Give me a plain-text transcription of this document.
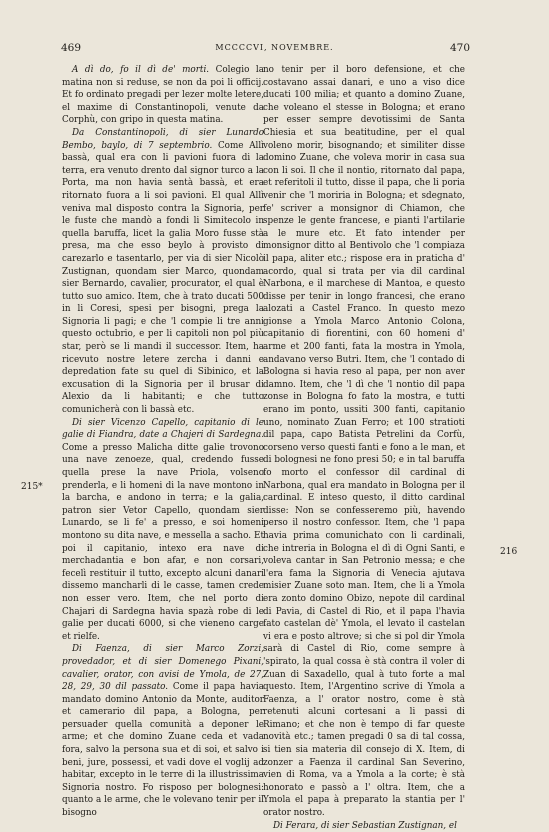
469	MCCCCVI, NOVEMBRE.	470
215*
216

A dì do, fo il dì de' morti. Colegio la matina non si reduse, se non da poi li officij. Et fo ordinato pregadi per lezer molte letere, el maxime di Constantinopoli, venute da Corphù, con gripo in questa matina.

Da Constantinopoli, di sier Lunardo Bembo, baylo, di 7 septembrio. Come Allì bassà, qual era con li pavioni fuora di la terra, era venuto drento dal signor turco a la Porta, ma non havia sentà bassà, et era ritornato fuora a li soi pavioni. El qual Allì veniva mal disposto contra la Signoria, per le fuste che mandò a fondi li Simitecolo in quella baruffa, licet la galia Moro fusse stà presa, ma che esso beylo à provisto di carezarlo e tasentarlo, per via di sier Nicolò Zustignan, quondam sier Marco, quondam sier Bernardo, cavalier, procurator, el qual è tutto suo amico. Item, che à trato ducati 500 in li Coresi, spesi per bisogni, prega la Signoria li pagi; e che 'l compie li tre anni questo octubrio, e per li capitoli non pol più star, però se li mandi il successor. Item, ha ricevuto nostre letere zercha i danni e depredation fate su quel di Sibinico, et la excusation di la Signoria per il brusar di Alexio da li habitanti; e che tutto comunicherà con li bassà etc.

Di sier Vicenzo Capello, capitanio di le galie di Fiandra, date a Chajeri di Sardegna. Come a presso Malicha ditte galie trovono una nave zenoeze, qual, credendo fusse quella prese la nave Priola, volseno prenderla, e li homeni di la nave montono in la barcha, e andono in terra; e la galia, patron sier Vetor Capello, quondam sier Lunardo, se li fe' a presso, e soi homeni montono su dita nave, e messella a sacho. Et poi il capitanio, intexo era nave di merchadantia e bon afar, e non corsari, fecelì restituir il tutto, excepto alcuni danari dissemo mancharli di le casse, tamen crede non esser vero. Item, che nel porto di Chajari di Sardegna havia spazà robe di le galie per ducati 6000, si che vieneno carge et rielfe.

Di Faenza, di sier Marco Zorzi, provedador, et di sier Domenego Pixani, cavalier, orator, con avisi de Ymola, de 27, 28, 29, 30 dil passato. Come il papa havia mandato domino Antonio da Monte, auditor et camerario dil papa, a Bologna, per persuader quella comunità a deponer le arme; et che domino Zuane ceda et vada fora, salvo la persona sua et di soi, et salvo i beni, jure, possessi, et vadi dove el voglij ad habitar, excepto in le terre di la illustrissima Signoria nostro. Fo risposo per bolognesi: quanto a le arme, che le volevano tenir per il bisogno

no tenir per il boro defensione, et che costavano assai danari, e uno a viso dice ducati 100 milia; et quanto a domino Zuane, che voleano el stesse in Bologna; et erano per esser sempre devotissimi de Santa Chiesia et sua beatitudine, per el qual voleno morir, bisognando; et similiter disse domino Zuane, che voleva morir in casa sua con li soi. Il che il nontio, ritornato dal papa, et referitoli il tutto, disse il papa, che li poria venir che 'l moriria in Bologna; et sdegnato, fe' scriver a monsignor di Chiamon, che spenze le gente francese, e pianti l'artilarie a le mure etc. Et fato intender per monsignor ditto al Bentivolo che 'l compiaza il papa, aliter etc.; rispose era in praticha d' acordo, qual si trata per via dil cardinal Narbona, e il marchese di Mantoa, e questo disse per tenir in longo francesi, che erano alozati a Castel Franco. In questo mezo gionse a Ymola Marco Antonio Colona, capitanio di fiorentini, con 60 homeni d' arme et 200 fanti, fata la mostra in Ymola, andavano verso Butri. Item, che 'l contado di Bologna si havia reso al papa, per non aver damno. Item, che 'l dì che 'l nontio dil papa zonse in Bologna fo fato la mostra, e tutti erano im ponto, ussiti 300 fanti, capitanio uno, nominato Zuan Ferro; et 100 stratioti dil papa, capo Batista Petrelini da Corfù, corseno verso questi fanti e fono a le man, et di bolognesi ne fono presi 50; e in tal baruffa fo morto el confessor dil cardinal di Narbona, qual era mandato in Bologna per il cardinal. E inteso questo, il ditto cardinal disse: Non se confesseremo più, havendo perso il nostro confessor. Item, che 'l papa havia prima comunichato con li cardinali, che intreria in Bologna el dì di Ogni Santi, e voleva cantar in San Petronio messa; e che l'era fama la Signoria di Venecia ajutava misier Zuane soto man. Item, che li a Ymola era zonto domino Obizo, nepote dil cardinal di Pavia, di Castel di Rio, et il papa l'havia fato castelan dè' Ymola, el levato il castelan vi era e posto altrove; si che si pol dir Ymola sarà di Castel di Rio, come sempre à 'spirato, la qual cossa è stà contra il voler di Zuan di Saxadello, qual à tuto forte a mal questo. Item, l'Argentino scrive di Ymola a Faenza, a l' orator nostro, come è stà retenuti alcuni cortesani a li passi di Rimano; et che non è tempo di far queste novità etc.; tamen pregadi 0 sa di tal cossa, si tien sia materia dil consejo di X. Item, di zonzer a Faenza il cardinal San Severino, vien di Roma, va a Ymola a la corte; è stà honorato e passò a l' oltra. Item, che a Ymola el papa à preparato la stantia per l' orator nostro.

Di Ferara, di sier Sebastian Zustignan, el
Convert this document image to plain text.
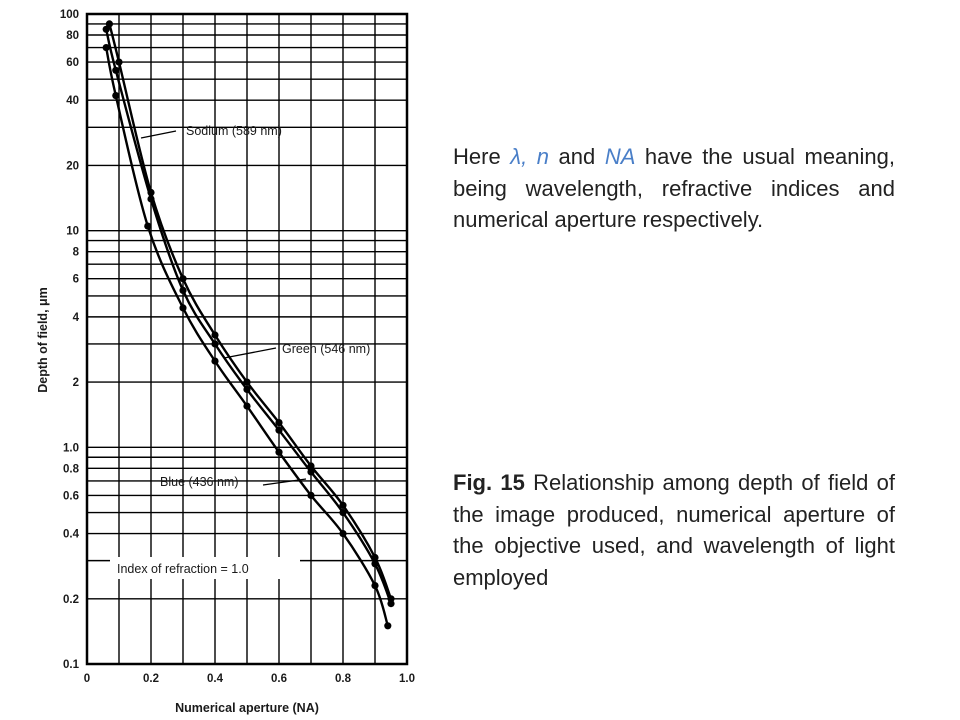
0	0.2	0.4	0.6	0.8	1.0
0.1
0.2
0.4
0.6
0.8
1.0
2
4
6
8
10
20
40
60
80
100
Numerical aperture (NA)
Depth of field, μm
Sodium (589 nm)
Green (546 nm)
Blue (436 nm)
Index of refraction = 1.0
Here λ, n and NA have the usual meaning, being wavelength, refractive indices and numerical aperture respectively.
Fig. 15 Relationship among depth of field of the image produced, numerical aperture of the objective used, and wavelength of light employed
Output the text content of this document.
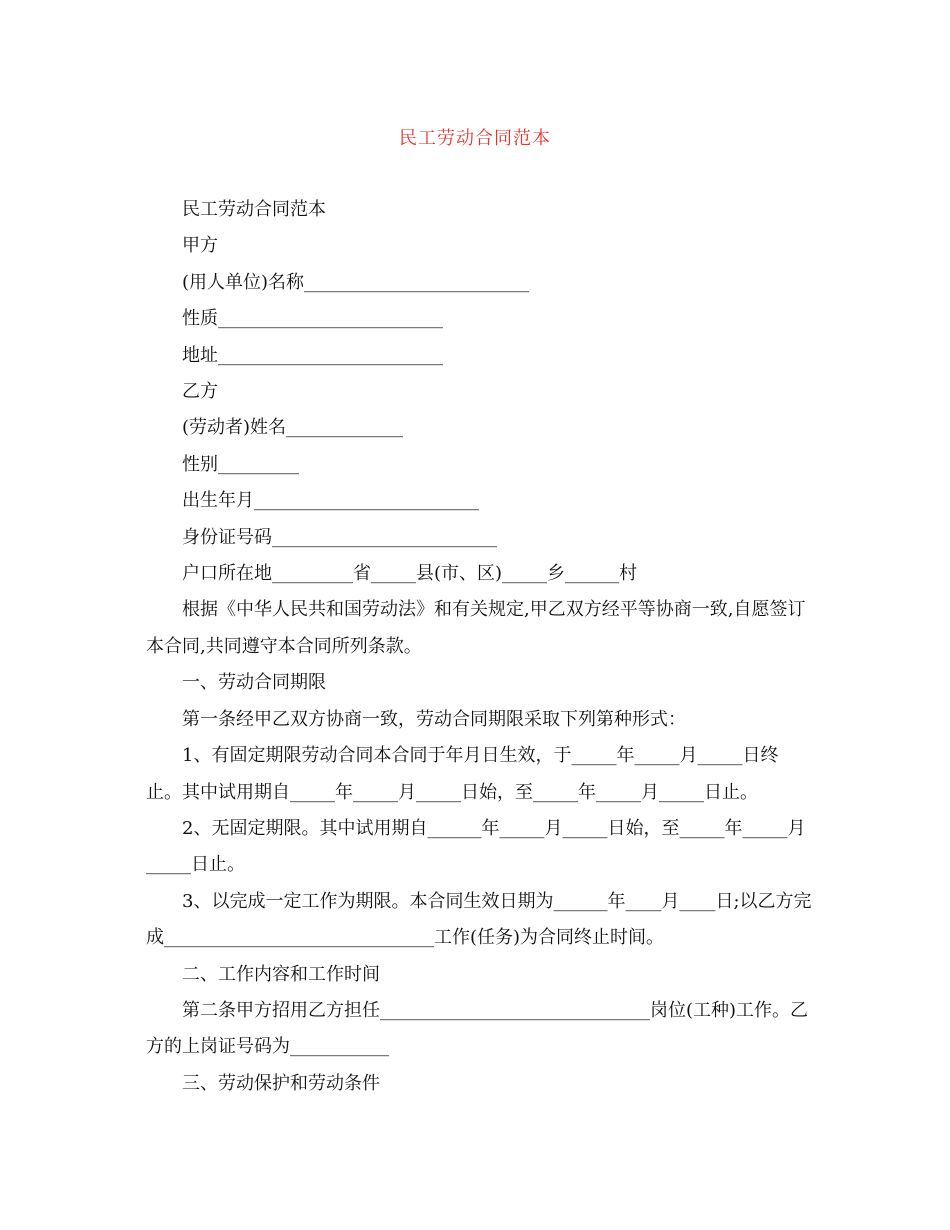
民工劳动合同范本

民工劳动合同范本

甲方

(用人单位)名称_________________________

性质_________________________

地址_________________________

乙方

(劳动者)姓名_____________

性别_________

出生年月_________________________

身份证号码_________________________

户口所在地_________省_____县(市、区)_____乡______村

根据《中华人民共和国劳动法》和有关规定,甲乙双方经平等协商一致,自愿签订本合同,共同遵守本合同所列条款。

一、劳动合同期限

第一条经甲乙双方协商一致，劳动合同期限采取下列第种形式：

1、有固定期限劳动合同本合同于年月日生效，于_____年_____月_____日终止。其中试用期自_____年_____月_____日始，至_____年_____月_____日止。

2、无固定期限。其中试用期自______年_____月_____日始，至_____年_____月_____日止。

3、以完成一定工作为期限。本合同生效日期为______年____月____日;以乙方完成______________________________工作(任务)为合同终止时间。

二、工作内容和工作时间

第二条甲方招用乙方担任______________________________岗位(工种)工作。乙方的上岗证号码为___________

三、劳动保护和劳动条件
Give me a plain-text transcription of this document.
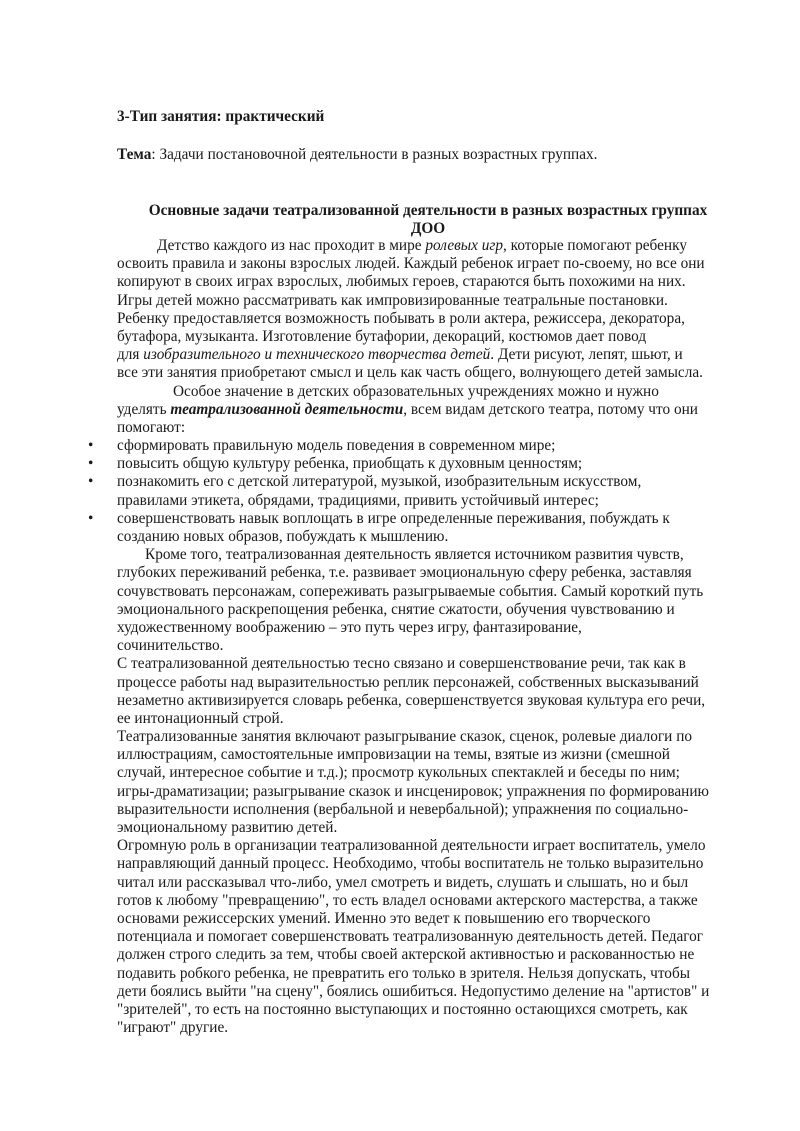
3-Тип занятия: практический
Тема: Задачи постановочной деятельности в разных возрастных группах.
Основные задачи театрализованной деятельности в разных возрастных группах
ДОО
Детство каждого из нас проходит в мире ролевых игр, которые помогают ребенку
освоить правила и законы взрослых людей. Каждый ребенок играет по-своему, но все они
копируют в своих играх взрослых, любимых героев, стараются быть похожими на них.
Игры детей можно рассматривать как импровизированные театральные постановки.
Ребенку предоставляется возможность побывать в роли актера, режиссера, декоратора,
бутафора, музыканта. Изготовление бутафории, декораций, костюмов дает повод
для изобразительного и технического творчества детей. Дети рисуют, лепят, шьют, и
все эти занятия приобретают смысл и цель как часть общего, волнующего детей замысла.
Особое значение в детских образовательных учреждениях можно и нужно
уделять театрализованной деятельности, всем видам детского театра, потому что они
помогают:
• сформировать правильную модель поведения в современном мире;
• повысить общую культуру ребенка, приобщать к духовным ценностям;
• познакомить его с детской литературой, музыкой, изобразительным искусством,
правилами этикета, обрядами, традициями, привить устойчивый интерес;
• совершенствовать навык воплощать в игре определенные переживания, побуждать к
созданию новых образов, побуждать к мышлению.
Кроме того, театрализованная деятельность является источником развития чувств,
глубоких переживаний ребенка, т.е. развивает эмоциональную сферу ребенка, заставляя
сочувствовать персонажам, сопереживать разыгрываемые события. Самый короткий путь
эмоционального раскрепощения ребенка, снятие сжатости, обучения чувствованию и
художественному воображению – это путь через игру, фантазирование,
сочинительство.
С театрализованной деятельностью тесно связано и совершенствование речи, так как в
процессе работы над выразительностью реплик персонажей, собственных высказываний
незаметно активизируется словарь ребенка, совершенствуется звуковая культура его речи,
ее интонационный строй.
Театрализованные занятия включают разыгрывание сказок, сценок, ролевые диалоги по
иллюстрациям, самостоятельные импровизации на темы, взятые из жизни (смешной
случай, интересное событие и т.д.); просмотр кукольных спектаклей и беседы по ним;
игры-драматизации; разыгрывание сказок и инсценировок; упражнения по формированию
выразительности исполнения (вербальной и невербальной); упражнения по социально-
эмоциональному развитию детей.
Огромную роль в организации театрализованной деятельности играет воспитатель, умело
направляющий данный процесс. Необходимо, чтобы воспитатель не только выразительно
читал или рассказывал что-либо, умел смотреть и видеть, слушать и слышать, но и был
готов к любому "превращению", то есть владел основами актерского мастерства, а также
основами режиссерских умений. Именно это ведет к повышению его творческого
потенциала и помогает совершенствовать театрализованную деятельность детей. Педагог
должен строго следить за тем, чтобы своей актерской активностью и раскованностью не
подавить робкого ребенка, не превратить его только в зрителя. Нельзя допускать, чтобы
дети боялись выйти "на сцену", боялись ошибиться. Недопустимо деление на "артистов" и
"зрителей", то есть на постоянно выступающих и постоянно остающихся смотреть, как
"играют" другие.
#####
TASK - Tally how many lines of the data include the word "разыгрывание". Write the number and nothing else.

FULL OUTPUT - 2